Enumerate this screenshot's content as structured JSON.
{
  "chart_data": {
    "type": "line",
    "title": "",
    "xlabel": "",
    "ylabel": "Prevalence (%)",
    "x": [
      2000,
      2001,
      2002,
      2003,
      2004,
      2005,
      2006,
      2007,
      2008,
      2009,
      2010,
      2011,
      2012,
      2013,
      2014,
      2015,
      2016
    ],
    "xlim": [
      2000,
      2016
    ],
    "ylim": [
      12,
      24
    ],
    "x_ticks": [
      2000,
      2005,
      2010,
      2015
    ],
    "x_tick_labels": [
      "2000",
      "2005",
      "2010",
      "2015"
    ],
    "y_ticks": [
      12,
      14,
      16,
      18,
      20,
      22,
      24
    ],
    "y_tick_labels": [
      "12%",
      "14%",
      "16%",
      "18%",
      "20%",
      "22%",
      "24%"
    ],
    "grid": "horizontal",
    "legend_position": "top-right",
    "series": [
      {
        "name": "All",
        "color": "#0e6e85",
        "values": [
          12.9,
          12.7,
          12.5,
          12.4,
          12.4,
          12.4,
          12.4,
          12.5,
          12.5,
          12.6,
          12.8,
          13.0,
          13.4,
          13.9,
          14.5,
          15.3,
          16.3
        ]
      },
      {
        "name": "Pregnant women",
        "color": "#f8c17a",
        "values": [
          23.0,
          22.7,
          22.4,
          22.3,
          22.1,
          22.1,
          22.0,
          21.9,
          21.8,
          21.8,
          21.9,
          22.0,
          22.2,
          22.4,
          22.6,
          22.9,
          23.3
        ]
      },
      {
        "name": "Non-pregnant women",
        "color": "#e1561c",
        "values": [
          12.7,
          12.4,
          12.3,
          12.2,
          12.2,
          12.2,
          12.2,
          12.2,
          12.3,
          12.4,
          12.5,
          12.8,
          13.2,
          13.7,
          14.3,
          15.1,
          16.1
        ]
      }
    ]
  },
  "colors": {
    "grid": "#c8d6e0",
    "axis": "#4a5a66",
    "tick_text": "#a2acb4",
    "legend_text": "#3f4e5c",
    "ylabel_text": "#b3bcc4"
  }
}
- - -
Exercise goal:
All of the data shown above must be copied exactly.

Correct output:
Enumerate this screenshot's content as structured JSON.
{
  "chart_data": {
    "type": "line",
    "title": "",
    "xlabel": "",
    "ylabel": "Prevalence (%)",
    "x": [
      2000,
      2001,
      2002,
      2003,
      2004,
      2005,
      2006,
      2007,
      2008,
      2009,
      2010,
      2011,
      2012,
      2013,
      2014,
      2015,
      2016
    ],
    "xlim": [
      2000,
      2016
    ],
    "ylim": [
      12,
      24
    ],
    "x_ticks": [
      2000,
      2005,
      2010,
      2015
    ],
    "x_tick_labels": [
      "2000",
      "2005",
      "2010",
      "2015"
    ],
    "y_ticks": [
      12,
      14,
      16,
      18,
      20,
      22,
      24
    ],
    "y_tick_labels": [
      "12%",
      "14%",
      "16%",
      "18%",
      "20%",
      "22%",
      "24%"
    ],
    "grid": "horizontal",
    "legend_position": "top-right",
    "series": [
      {
        "name": "All",
        "color": "#0e6e85",
        "values": [
          12.9,
          12.7,
          12.5,
          12.4,
          12.4,
          12.4,
          12.4,
          12.5,
          12.5,
          12.6,
          12.8,
          13.0,
          13.4,
          13.9,
          14.5,
          15.3,
          16.3
        ]
      },
      {
        "name": "Pregnant women",
        "color": "#f8c17a",
        "values": [
          23.0,
          22.7,
          22.4,
          22.3,
          22.1,
          22.1,
          22.0,
          21.9,
          21.8,
          21.8,
          21.9,
          22.0,
          22.2,
          22.4,
          22.6,
          22.9,
          23.3
        ]
      },
      {
        "name": "Non-pregnant women",
        "color": "#e1561c",
        "values": [
          12.7,
          12.4,
          12.3,
          12.2,
          12.2,
          12.2,
          12.2,
          12.2,
          12.3,
          12.4,
          12.5,
          12.8,
          13.2,
          13.7,
          14.3,
          15.1,
          16.1
        ]
      }
    ]
  },
  "colors": {
    "grid": "#c8d6e0",
    "axis": "#4a5a66",
    "tick_text": "#a2acb4",
    "legend_text": "#3f4e5c",
    "ylabel_text": "#b3bcc4"
  }
}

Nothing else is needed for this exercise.